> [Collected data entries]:

--------

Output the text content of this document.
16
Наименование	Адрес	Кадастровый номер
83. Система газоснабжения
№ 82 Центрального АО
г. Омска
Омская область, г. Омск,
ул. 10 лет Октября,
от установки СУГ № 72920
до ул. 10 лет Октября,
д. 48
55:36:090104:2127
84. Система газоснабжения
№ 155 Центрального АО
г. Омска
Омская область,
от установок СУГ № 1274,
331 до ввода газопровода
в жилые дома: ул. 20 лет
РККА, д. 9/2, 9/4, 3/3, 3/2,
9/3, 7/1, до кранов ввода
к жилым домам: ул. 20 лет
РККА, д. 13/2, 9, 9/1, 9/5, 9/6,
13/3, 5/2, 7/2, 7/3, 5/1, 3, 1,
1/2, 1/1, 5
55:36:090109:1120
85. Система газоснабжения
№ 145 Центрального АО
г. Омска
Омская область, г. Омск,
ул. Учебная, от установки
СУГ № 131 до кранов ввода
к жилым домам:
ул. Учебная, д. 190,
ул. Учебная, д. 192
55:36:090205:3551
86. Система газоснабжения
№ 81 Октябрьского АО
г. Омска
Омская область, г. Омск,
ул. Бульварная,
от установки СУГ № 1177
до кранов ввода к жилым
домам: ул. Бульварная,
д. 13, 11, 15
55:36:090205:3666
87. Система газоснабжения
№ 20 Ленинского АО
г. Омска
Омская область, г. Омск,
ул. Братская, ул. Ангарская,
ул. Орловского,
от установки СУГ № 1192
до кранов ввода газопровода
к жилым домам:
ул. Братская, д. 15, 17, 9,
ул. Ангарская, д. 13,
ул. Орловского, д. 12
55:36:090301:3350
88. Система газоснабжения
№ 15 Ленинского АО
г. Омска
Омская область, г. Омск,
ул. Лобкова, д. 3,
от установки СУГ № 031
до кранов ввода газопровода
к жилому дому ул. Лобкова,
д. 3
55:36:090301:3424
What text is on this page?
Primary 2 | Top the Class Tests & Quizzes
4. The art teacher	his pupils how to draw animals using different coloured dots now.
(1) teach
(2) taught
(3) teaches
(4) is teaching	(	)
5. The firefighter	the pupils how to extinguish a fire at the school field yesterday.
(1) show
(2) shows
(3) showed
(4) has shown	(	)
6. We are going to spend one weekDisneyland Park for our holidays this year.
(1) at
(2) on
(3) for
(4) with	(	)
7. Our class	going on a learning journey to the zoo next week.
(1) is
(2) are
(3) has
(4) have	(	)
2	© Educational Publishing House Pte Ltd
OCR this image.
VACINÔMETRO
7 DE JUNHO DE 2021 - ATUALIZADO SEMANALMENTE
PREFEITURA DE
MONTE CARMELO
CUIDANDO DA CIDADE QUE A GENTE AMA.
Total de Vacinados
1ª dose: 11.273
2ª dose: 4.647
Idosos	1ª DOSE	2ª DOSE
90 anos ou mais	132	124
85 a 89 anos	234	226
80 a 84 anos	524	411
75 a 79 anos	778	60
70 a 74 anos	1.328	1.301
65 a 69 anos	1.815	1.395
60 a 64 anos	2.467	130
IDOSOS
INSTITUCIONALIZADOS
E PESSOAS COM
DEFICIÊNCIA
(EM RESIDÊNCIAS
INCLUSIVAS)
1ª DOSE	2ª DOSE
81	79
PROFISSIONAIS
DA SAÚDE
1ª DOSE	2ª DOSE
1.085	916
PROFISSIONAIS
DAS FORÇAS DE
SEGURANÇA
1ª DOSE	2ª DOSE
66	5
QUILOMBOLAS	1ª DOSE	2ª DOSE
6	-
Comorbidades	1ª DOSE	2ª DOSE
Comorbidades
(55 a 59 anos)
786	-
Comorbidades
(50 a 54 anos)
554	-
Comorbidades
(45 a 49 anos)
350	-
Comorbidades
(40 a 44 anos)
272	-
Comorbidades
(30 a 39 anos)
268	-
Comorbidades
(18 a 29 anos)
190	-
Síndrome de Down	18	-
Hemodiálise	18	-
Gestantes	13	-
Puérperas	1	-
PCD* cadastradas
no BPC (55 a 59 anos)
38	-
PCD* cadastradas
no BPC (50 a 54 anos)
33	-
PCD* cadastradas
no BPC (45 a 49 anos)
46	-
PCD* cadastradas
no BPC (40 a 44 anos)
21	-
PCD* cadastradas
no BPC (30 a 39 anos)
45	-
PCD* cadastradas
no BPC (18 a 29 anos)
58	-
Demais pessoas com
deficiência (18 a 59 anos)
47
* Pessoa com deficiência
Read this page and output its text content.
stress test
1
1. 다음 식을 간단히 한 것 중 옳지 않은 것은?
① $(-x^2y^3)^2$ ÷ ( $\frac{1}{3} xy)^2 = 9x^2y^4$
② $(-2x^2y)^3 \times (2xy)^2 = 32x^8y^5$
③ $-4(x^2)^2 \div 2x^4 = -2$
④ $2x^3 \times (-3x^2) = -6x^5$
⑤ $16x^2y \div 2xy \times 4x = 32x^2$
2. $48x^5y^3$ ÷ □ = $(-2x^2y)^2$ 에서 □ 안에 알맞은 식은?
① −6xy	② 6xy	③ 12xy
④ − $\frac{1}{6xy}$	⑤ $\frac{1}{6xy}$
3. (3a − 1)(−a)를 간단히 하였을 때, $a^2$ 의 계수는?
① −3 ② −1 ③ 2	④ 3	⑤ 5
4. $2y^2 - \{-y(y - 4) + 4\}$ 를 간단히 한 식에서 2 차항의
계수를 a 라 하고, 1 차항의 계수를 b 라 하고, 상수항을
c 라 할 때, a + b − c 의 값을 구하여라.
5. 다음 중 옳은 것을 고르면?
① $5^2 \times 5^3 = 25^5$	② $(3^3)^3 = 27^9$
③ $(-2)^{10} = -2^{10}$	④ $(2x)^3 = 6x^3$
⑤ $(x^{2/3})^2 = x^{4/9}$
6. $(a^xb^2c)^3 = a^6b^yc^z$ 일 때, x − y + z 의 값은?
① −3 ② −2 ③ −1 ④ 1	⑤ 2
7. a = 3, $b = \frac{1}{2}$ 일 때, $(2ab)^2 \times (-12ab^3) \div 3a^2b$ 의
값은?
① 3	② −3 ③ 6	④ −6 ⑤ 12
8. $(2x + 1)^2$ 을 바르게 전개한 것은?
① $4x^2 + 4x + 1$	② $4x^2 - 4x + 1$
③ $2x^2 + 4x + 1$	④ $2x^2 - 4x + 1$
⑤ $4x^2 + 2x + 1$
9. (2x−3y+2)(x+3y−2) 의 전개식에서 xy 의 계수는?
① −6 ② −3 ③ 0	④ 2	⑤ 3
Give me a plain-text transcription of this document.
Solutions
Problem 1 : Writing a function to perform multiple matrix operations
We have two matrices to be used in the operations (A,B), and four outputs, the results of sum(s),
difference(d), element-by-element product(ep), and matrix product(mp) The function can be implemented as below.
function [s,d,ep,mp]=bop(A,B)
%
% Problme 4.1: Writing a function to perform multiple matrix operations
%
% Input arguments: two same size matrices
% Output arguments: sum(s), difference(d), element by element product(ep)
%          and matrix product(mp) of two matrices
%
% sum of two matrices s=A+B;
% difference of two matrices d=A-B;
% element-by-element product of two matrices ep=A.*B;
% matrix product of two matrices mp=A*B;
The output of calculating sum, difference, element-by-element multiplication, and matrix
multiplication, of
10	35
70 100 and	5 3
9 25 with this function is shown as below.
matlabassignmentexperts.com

--------

> [Instructions to follow]: Quote every line from the line containing "Give me a plain-text" through the closing line of the listing, including both.

> [Task solution]:
Give me a plain-text transcription of this document.
Solutions
Problem 1 : Writing a function to perform multiple matrix operations
We have two matrices to be used in the operations (A,B), and four outputs, the results of sum(s),
difference(d), element-by-element product(ep), and matrix product(mp) The function can be implemented as below.
function [s,d,ep,mp]=bop(A,B)
%
% Problme 4.1: Writing a function to perform multiple matrix operations
%
% Input arguments: two same size matrices
% Output arguments: sum(s), difference(d), element by element product(ep)
%          and matrix product(mp) of two matrices
%
% sum of two matrices s=A+B;
% difference of two matrices d=A-B;
% element-by-element product of two matrices ep=A.*B;
% matrix product of two matrices mp=A*B;
The output of calculating sum, difference, element-by-element multiplication, and matrix
multiplication, of
10	35
70 100 and	5 3
9 25 with this function is shown as below.
matlabassignmentexperts.com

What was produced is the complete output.